[Set task] Where a line holds "What", copy it.

╭─ Input for this task

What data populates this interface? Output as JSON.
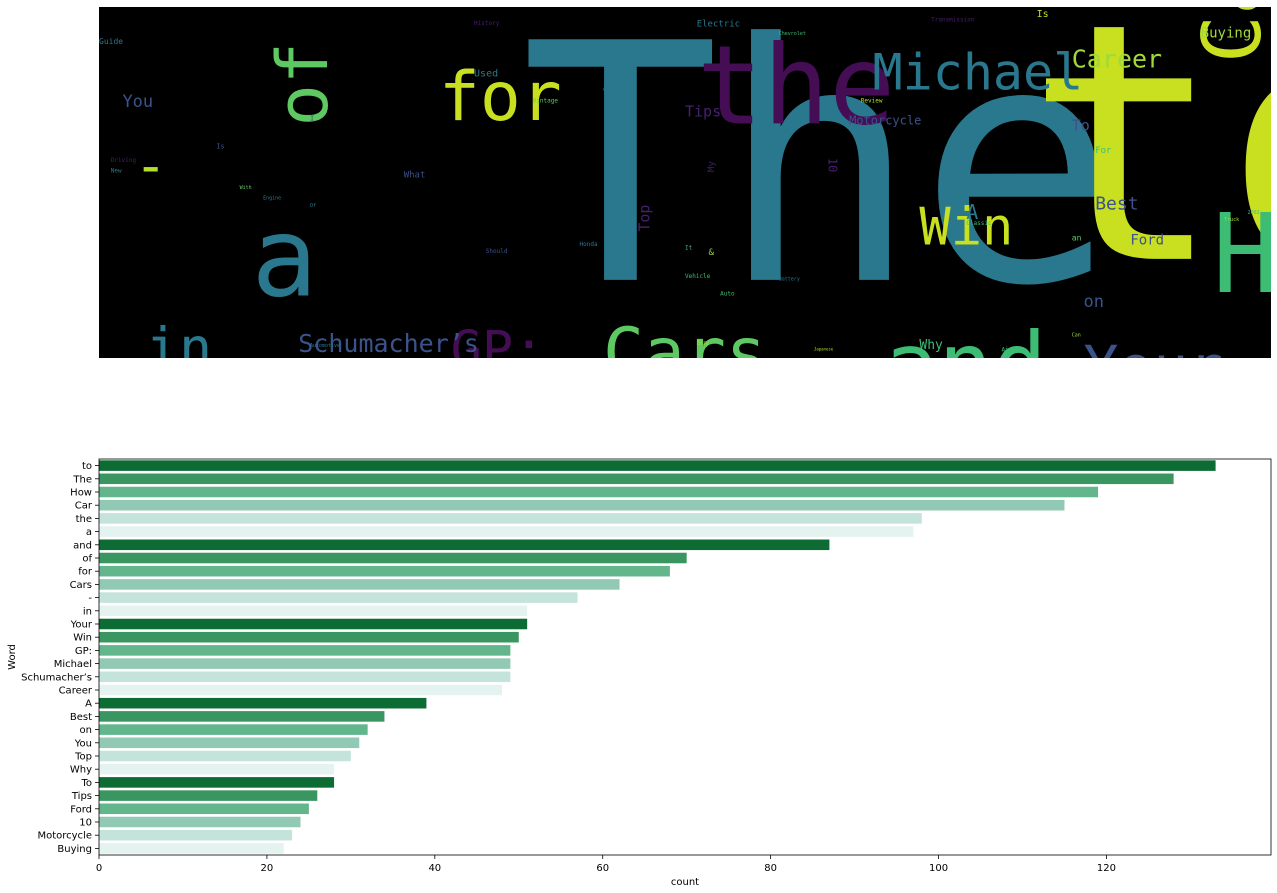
{
  "chart_data": [
    {
      "type": "wordcloud",
      "background": "#000000",
      "palette": "viridis",
      "words": [
        {
          "text": "The",
          "x": 36,
          "y": 8,
          "size": 330,
          "rotate": 0,
          "color": "#2a788e"
        },
        {
          "text": "to",
          "x": 79,
          "y": 2,
          "size": 330,
          "rotate": 0,
          "color": "#c8e020"
        },
        {
          "text": "How",
          "x": 95,
          "y": 58,
          "size": 110,
          "rotate": 0,
          "color": "#3dbc74"
        },
        {
          "text": "Car",
          "x": 94,
          "y": 16,
          "size": 80,
          "rotate": -90,
          "color": "#c8e020"
        },
        {
          "text": "the",
          "x": 51,
          "y": 10,
          "size": 110,
          "rotate": 0,
          "color": "#440d54"
        },
        {
          "text": "a",
          "x": 13,
          "y": 59,
          "size": 110,
          "rotate": 0,
          "color": "#2a788e"
        },
        {
          "text": "and",
          "x": 67,
          "y": 92,
          "size": 90,
          "rotate": 0,
          "color": "#3dbc74"
        },
        {
          "text": "of",
          "x": 15,
          "y": 34,
          "size": 70,
          "rotate": -90,
          "color": "#5ec962"
        },
        {
          "text": "for",
          "x": 29,
          "y": 18,
          "size": 68,
          "rotate": 0,
          "color": "#c8e020"
        },
        {
          "text": "Cars",
          "x": 43,
          "y": 91,
          "size": 68,
          "rotate": 0,
          "color": "#5ec962"
        },
        {
          "text": "-",
          "x": 3,
          "y": 39,
          "size": 55,
          "rotate": 0,
          "color": "#b5de2b"
        },
        {
          "text": "in",
          "x": 4,
          "y": 91,
          "size": 55,
          "rotate": 0,
          "color": "#2a788e"
        },
        {
          "text": "Your",
          "x": 84,
          "y": 96,
          "size": 58,
          "rotate": 0,
          "color": "#3b528b"
        },
        {
          "text": "Win",
          "x": 70,
          "y": 57,
          "size": 52,
          "rotate": 0,
          "color": "#c8e020"
        },
        {
          "text": "GP:",
          "x": 30,
          "y": 92,
          "size": 52,
          "rotate": 0,
          "color": "#440d54"
        },
        {
          "text": "Michael",
          "x": 66,
          "y": 13,
          "size": 50,
          "rotate": 0,
          "color": "#2a788e"
        },
        {
          "text": "Schumacher’s",
          "x": 17,
          "y": 93,
          "size": 25,
          "rotate": 0,
          "color": "#3b528b"
        },
        {
          "text": "Career",
          "x": 83,
          "y": 12,
          "size": 25,
          "rotate": 0,
          "color": "#a0da39"
        },
        {
          "text": "Buying",
          "x": 94,
          "y": 6,
          "size": 14,
          "rotate": 0,
          "color": "#a0da39"
        },
        {
          "text": "You",
          "x": 2,
          "y": 25,
          "size": 17,
          "rotate": 0,
          "color": "#3b528b"
        },
        {
          "text": "Tips",
          "x": 50,
          "y": 28,
          "size": 15,
          "rotate": 0,
          "color": "#481f70"
        },
        {
          "text": "Motorcycle",
          "x": 64,
          "y": 31,
          "size": 12,
          "rotate": 0,
          "color": "#3b528b"
        },
        {
          "text": "To",
          "x": 83,
          "y": 32,
          "size": 15,
          "rotate": 0,
          "color": "#3b528b"
        },
        {
          "text": "Best",
          "x": 85,
          "y": 54,
          "size": 18,
          "rotate": 0,
          "color": "#3b528b"
        },
        {
          "text": "A",
          "x": 74,
          "y": 56,
          "size": 20,
          "rotate": 0,
          "color": "#2a788e"
        },
        {
          "text": "Ford",
          "x": 88,
          "y": 65,
          "size": 14,
          "rotate": 0,
          "color": "#3b528b"
        },
        {
          "text": "on",
          "x": 84,
          "y": 82,
          "size": 17,
          "rotate": 0,
          "color": "#3b528b"
        },
        {
          "text": "Top",
          "x": 46,
          "y": 64,
          "size": 15,
          "rotate": -90,
          "color": "#481f70"
        },
        {
          "text": "Why",
          "x": 70,
          "y": 95,
          "size": 13,
          "rotate": 0,
          "color": "#3dbc74"
        },
        {
          "text": "10",
          "x": 63,
          "y": 43,
          "size": 12,
          "rotate": 90,
          "color": "#481f70"
        },
        {
          "text": "Is",
          "x": 80,
          "y": 1,
          "size": 10,
          "rotate": 0,
          "color": "#b5de2b"
        },
        {
          "text": "Used",
          "x": 32,
          "y": 18,
          "size": 10,
          "rotate": 0,
          "color": "#2a788e"
        },
        {
          "text": "Electric",
          "x": 51,
          "y": 4,
          "size": 9,
          "rotate": 0,
          "color": "#2a788e"
        },
        {
          "text": "Guide",
          "x": 0,
          "y": 9,
          "size": 8,
          "rotate": 0,
          "color": "#2a788e"
        },
        {
          "text": "Review",
          "x": 65,
          "y": 26,
          "size": 6,
          "rotate": 0,
          "color": "#b5de2b"
        },
        {
          "text": "Vintage",
          "x": 37,
          "y": 26,
          "size": 6,
          "rotate": 0,
          "color": "#5ec962"
        },
        {
          "text": "Change",
          "x": 43,
          "y": 23,
          "size": 6,
          "rotate": 0,
          "color": "#2a788e"
        },
        {
          "text": "What",
          "x": 26,
          "y": 47,
          "size": 9,
          "rotate": 0,
          "color": "#3b528b"
        },
        {
          "text": "For",
          "x": 85,
          "y": 40,
          "size": 9,
          "rotate": 0,
          "color": "#3dbc74"
        },
        {
          "text": "My",
          "x": 52,
          "y": 47,
          "size": 9,
          "rotate": -90,
          "color": "#481f70"
        },
        {
          "text": "Classic",
          "x": 74,
          "y": 61,
          "size": 6,
          "rotate": 0,
          "color": "#3dbc74"
        },
        {
          "text": "an",
          "x": 83,
          "y": 65,
          "size": 8,
          "rotate": 0,
          "color": "#5ec962"
        },
        {
          "text": "Honda",
          "x": 41,
          "y": 67,
          "size": 6,
          "rotate": 0,
          "color": "#2a788e"
        },
        {
          "text": "It",
          "x": 50,
          "y": 68,
          "size": 6,
          "rotate": 0,
          "color": "#3dbc74"
        },
        {
          "text": "&",
          "x": 52,
          "y": 69,
          "size": 9,
          "rotate": 0,
          "color": "#a0da39"
        },
        {
          "text": "Should",
          "x": 33,
          "y": 69,
          "size": 6,
          "rotate": 0,
          "color": "#3b528b"
        },
        {
          "text": "Vehicle",
          "x": 50,
          "y": 76,
          "size": 6,
          "rotate": 0,
          "color": "#3dbc74"
        },
        {
          "text": "Battery",
          "x": 58,
          "y": 77,
          "size": 5,
          "rotate": 0,
          "color": "#2a788e"
        },
        {
          "text": "Auto",
          "x": 53,
          "y": 81,
          "size": 6,
          "rotate": 0,
          "color": "#3dbc74"
        },
        {
          "text": "Buy",
          "x": 51,
          "y": 95,
          "size": 7,
          "rotate": 0,
          "color": "#a0da39"
        },
        {
          "text": "Air",
          "x": 77,
          "y": 97,
          "size": 6,
          "rotate": 0,
          "color": "#3dbc74"
        },
        {
          "text": "Can",
          "x": 83,
          "y": 93,
          "size": 5,
          "rotate": 0,
          "color": "#a0da39"
        },
        {
          "text": "Driving",
          "x": 1,
          "y": 43,
          "size": 6,
          "rotate": 0,
          "color": "#481f70"
        },
        {
          "text": "New",
          "x": 1,
          "y": 46,
          "size": 6,
          "rotate": 0,
          "color": "#2a788e"
        },
        {
          "text": "History",
          "x": 32,
          "y": 4,
          "size": 6,
          "rotate": 0,
          "color": "#481f70"
        },
        {
          "text": "Transmission",
          "x": 71,
          "y": 3,
          "size": 6,
          "rotate": 0,
          "color": "#481f70"
        },
        {
          "text": "Chevrolet",
          "x": 58,
          "y": 7,
          "size": 5,
          "rotate": 0,
          "color": "#3dbc74"
        },
        {
          "text": "Engine",
          "x": 14,
          "y": 54,
          "size": 5,
          "rotate": 0,
          "color": "#2a788e"
        },
        {
          "text": "With",
          "x": 12,
          "y": 51,
          "size": 5,
          "rotate": 0,
          "color": "#5ec962"
        },
        {
          "text": "Of",
          "x": 18,
          "y": 56,
          "size": 5,
          "rotate": 0,
          "color": "#2a788e"
        },
        {
          "text": "Is",
          "x": 10,
          "y": 39,
          "size": 7,
          "rotate": 0,
          "color": "#3b528b"
        },
        {
          "text": "I",
          "x": 18,
          "y": 31,
          "size": 7,
          "rotate": 0,
          "color": "#3b528b"
        },
        {
          "text": "Automotive",
          "x": 18,
          "y": 96,
          "size": 5,
          "rotate": 0,
          "color": "#2a788e"
        },
        {
          "text": "Truck",
          "x": 96,
          "y": 60,
          "size": 5,
          "rotate": 0,
          "color": "#a0da39"
        },
        {
          "text": "Japanese",
          "x": 61,
          "y": 97,
          "size": 4,
          "rotate": 0,
          "color": "#b5de2b"
        },
        {
          "text": "2002",
          "x": 98,
          "y": 58,
          "size": 5,
          "rotate": 0,
          "color": "#3dbc74"
        }
      ]
    },
    {
      "type": "bar",
      "orientation": "horizontal",
      "ylabel": "Word",
      "xlabel": "count",
      "xlim": [
        0,
        139.6
      ],
      "xticks": [
        0,
        20,
        40,
        60,
        80,
        100,
        120
      ],
      "grid": false,
      "palette": [
        "#0d6b34",
        "#3a9660",
        "#63b68c",
        "#91c9b4",
        "#c4e4db",
        "#e4f3f0"
      ],
      "categories": [
        "to",
        "The",
        "How",
        "Car",
        "the",
        "a",
        "and",
        "of",
        "for",
        "Cars",
        "-",
        "in",
        "Your",
        "Win",
        "GP:",
        "Michael",
        "Schumacher’s",
        "Career",
        "A",
        "Best",
        "on",
        "You",
        "Top",
        "Why",
        "To",
        "Tips",
        "Ford",
        "10",
        "Motorcycle",
        "Buying"
      ],
      "values": [
        133,
        128,
        119,
        115,
        98,
        97,
        87,
        70,
        68,
        62,
        57,
        51,
        51,
        50,
        49,
        49,
        49,
        48,
        39,
        34,
        32,
        31,
        30,
        28,
        28,
        26,
        25,
        24,
        23,
        22
      ]
    }
  ]
}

╰─

[Worked answer]
What data populates this interface? Output as JSON.
          "text": "What",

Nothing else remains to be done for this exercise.